## TASK DIRECTIONS:
Leave out the pictures and copy each record below exactly.

Saved entries
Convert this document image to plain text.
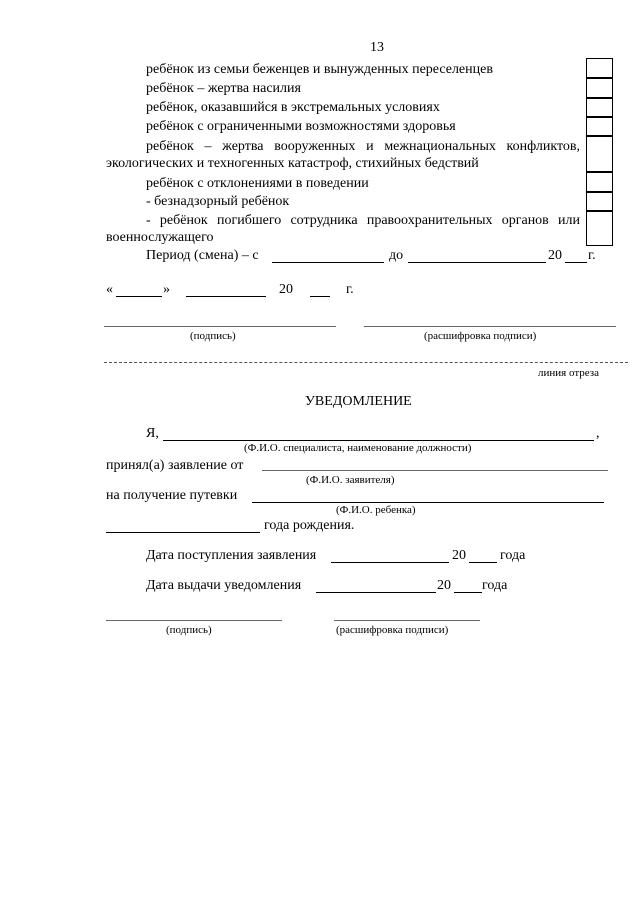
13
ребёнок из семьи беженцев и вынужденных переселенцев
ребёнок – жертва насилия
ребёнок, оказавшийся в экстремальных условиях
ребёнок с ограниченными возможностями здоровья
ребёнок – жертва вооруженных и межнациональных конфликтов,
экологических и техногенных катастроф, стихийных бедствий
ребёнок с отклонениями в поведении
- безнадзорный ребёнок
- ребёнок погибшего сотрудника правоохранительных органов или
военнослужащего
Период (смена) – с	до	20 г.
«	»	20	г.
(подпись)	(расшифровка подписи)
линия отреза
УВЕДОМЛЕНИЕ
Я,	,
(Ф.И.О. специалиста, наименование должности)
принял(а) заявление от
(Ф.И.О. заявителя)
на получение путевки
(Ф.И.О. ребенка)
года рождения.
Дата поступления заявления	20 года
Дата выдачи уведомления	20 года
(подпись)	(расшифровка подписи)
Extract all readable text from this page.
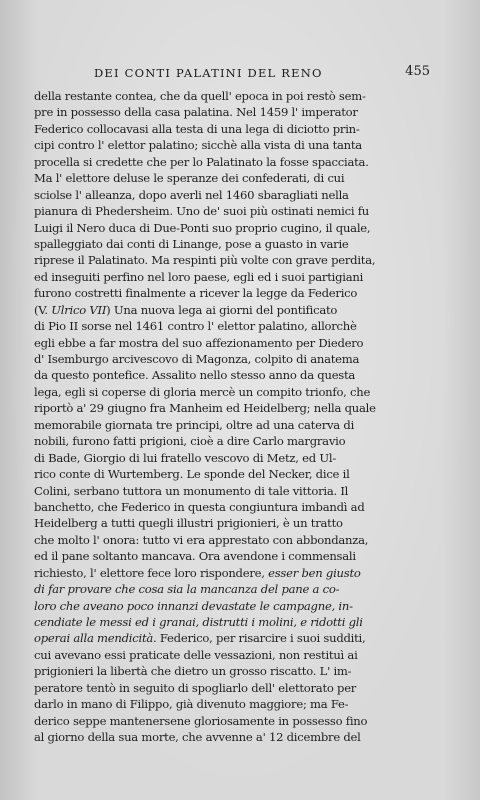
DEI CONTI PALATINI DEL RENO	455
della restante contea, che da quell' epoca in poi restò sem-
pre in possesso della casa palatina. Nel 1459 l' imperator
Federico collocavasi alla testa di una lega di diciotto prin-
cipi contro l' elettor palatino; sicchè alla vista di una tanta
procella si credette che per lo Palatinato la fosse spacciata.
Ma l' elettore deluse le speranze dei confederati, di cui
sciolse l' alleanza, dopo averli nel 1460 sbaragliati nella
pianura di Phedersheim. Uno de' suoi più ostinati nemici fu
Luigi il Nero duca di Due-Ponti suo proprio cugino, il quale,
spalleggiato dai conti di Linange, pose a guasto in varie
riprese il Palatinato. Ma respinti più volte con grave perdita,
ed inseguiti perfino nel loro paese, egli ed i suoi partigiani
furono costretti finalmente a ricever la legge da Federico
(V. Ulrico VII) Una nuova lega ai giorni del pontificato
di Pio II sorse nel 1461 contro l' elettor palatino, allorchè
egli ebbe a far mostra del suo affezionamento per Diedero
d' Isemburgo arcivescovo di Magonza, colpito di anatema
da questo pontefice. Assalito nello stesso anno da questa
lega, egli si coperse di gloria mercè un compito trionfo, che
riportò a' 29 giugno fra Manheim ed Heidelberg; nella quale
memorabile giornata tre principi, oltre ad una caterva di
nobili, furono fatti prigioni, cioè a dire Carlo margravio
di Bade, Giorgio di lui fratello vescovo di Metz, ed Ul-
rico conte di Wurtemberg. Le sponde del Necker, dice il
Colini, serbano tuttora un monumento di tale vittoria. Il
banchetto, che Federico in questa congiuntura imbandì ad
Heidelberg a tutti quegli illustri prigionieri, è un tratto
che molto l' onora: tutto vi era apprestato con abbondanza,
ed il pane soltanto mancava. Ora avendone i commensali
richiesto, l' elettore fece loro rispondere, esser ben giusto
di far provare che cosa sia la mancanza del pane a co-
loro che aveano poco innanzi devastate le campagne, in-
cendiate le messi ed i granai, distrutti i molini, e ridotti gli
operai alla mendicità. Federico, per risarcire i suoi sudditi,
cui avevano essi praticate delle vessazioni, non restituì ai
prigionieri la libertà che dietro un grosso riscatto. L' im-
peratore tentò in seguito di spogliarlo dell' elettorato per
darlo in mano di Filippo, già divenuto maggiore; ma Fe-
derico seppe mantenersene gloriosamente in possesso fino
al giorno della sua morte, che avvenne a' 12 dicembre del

## SOLUTION:
Convert this document image to plain text.
13
ребёнок из семьи беженцев и вынужденных переселенцев
ребёнок – жертва насилия
ребёнок, оказавшийся в экстремальных условиях
ребёнок с ограниченными возможностями здоровья
ребёнок – жертва вооруженных и межнациональных конфликтов,
экологических и техногенных катастроф, стихийных бедствий
ребёнок с отклонениями в поведении
- безнадзорный ребёнок
- ребёнок погибшего сотрудника правоохранительных органов или
военнослужащего
Период (смена) – с	до	20 г.
«	»	20	г.
(подпись)	(расшифровка подписи)
линия отреза
УВЕДОМЛЕНИЕ
Я,	,
(Ф.И.О. специалиста, наименование должности)
принял(а) заявление от
(Ф.И.О. заявителя)
на получение путевки
(Ф.И.О. ребенка)
года рождения.
Дата поступления заявления	20 года
Дата выдачи уведомления	20 года
(подпись)	(расшифровка подписи)
Extract all readable text from this page.
DEI CONTI PALATINI DEL RENO	455
della restante contea, che da quell' epoca in poi restò sem-
pre in possesso della casa palatina. Nel 1459 l' imperator
Federico collocavasi alla testa di una lega di diciotto prin-
cipi contro l' elettor palatino; sicchè alla vista di una tanta
procella si credette che per lo Palatinato la fosse spacciata.
Ma l' elettore deluse le speranze dei confederati, di cui
sciolse l' alleanza, dopo averli nel 1460 sbaragliati nella
pianura di Phedersheim. Uno de' suoi più ostinati nemici fu
Luigi il Nero duca di Due-Ponti suo proprio cugino, il quale,
spalleggiato dai conti di Linange, pose a guasto in varie
riprese il Palatinato. Ma respinti più volte con grave perdita,
ed inseguiti perfino nel loro paese, egli ed i suoi partigiani
furono costretti finalmente a ricever la legge da Federico
(V. Ulrico VII) Una nuova lega ai giorni del pontificato
di Pio II sorse nel 1461 contro l' elettor palatino, allorchè
egli ebbe a far mostra del suo affezionamento per Diedero
d' Isemburgo arcivescovo di Magonza, colpito di anatema
da questo pontefice. Assalito nello stesso anno da questa
lega, egli si coperse di gloria mercè un compito trionfo, che
riportò a' 29 giugno fra Manheim ed Heidelberg; nella quale
memorabile giornata tre principi, oltre ad una caterva di
nobili, furono fatti prigioni, cioè a dire Carlo margravio
di Bade, Giorgio di lui fratello vescovo di Metz, ed Ul-
rico conte di Wurtemberg. Le sponde del Necker, dice il
Colini, serbano tuttora un monumento di tale vittoria. Il
banchetto, che Federico in questa congiuntura imbandì ad
Heidelberg a tutti quegli illustri prigionieri, è un tratto
che molto l' onora: tutto vi era apprestato con abbondanza,
ed il pane soltanto mancava. Ora avendone i commensali
richiesto, l' elettore fece loro rispondere, esser ben giusto
di far provare che cosa sia la mancanza del pane a co-
loro che aveano poco innanzi devastate le campagne, in-
cendiate le messi ed i granai, distrutti i molini, e ridotti gli
operai alla mendicità. Federico, per risarcire i suoi sudditi,
cui avevano essi praticate delle vessazioni, non restituì ai
prigionieri la libertà che dietro un grosso riscatto. L' im-
peratore tentò in seguito di spogliarlo dell' elettorato per
darlo in mano di Filippo, già divenuto maggiore; ma Fe-
derico seppe mantenersene gloriosamente in possesso fino
al giorno della sua morte, che avvenne a' 12 dicembre del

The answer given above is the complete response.